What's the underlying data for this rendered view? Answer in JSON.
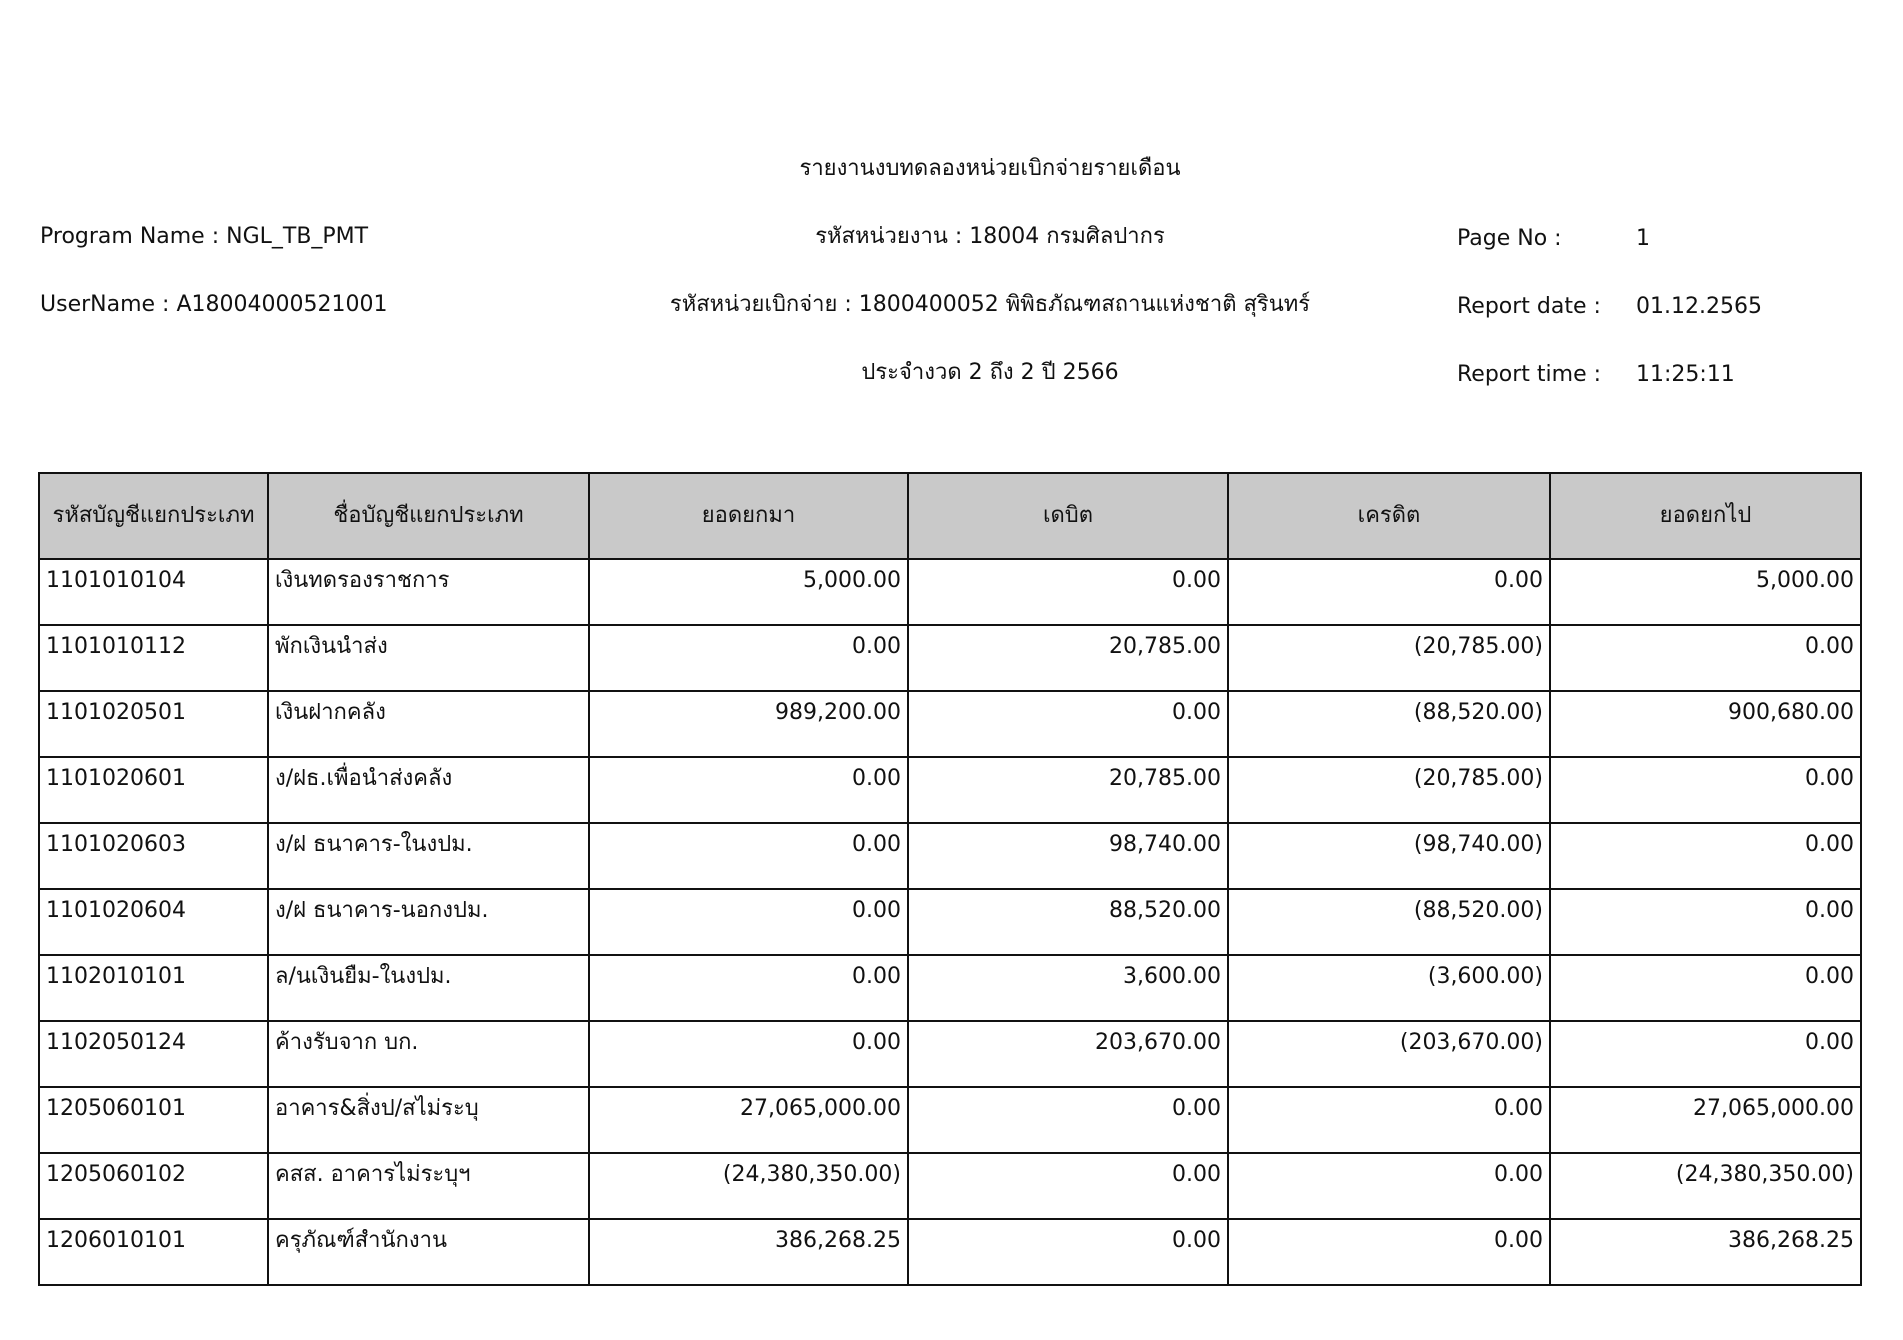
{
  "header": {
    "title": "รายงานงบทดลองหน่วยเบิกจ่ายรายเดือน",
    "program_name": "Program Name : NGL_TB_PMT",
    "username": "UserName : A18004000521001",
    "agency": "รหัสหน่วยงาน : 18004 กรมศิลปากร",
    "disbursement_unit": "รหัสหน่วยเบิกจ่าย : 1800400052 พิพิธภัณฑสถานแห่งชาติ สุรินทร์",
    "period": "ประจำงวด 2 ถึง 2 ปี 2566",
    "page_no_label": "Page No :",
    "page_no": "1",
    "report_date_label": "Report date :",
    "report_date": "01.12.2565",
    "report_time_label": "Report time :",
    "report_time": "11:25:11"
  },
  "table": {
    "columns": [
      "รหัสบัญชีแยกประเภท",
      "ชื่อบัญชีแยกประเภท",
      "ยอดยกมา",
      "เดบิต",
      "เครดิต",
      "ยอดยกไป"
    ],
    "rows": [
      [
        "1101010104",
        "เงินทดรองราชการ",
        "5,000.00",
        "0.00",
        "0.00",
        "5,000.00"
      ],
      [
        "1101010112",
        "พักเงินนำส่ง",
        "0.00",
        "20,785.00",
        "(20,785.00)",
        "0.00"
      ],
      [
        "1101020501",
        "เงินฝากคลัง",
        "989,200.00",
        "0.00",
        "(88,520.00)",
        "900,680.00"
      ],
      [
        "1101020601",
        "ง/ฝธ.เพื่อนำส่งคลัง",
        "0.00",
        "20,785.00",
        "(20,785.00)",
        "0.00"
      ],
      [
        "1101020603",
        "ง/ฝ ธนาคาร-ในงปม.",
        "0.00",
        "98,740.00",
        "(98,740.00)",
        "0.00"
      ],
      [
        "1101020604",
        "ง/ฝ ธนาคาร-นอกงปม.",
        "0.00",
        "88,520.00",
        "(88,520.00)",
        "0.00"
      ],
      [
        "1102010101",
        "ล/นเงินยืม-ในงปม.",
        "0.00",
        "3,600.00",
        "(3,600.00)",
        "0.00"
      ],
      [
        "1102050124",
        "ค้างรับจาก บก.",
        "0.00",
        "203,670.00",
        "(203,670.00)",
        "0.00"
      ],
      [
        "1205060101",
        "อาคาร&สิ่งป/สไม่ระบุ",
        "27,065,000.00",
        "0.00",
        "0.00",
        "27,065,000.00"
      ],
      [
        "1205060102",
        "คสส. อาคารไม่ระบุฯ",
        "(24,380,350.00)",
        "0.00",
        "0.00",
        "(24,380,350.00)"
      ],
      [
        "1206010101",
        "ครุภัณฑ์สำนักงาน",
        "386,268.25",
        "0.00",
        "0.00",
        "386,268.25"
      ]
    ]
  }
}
==========
#### WRITTEN REQUEST:
Omit any images, then output the listing exactly.

#### RESULT OF THIS EXERCISE:
What's the underlying data for this rendered view? Answer in JSON.
{
  "header": {
    "title": "รายงานงบทดลองหน่วยเบิกจ่ายรายเดือน",
    "program_name": "Program Name : NGL_TB_PMT",
    "username": "UserName : A18004000521001",
    "agency": "รหัสหน่วยงาน : 18004 กรมศิลปากร",
    "disbursement_unit": "รหัสหน่วยเบิกจ่าย : 1800400052 พิพิธภัณฑสถานแห่งชาติ สุรินทร์",
    "period": "ประจำงวด 2 ถึง 2 ปี 2566",
    "page_no_label": "Page No :",
    "page_no": "1",
    "report_date_label": "Report date :",
    "report_date": "01.12.2565",
    "report_time_label": "Report time :",
    "report_time": "11:25:11"
  },
  "table": {
    "columns": [
      "รหัสบัญชีแยกประเภท",
      "ชื่อบัญชีแยกประเภท",
      "ยอดยกมา",
      "เดบิต",
      "เครดิต",
      "ยอดยกไป"
    ],
    "rows": [
      [
        "1101010104",
        "เงินทดรองราชการ",
        "5,000.00",
        "0.00",
        "0.00",
        "5,000.00"
      ],
      [
        "1101010112",
        "พักเงินนำส่ง",
        "0.00",
        "20,785.00",
        "(20,785.00)",
        "0.00"
      ],
      [
        "1101020501",
        "เงินฝากคลัง",
        "989,200.00",
        "0.00",
        "(88,520.00)",
        "900,680.00"
      ],
      [
        "1101020601",
        "ง/ฝธ.เพื่อนำส่งคลัง",
        "0.00",
        "20,785.00",
        "(20,785.00)",
        "0.00"
      ],
      [
        "1101020603",
        "ง/ฝ ธนาคาร-ในงปม.",
        "0.00",
        "98,740.00",
        "(98,740.00)",
        "0.00"
      ],
      [
        "1101020604",
        "ง/ฝ ธนาคาร-นอกงปม.",
        "0.00",
        "88,520.00",
        "(88,520.00)",
        "0.00"
      ],
      [
        "1102010101",
        "ล/นเงินยืม-ในงปม.",
        "0.00",
        "3,600.00",
        "(3,600.00)",
        "0.00"
      ],
      [
        "1102050124",
        "ค้างรับจาก บก.",
        "0.00",
        "203,670.00",
        "(203,670.00)",
        "0.00"
      ],
      [
        "1205060101",
        "อาคาร&สิ่งป/สไม่ระบุ",
        "27,065,000.00",
        "0.00",
        "0.00",
        "27,065,000.00"
      ],
      [
        "1205060102",
        "คสส. อาคารไม่ระบุฯ",
        "(24,380,350.00)",
        "0.00",
        "0.00",
        "(24,380,350.00)"
      ],
      [
        "1206010101",
        "ครุภัณฑ์สำนักงาน",
        "386,268.25",
        "0.00",
        "0.00",
        "386,268.25"
      ]
    ]
  }
}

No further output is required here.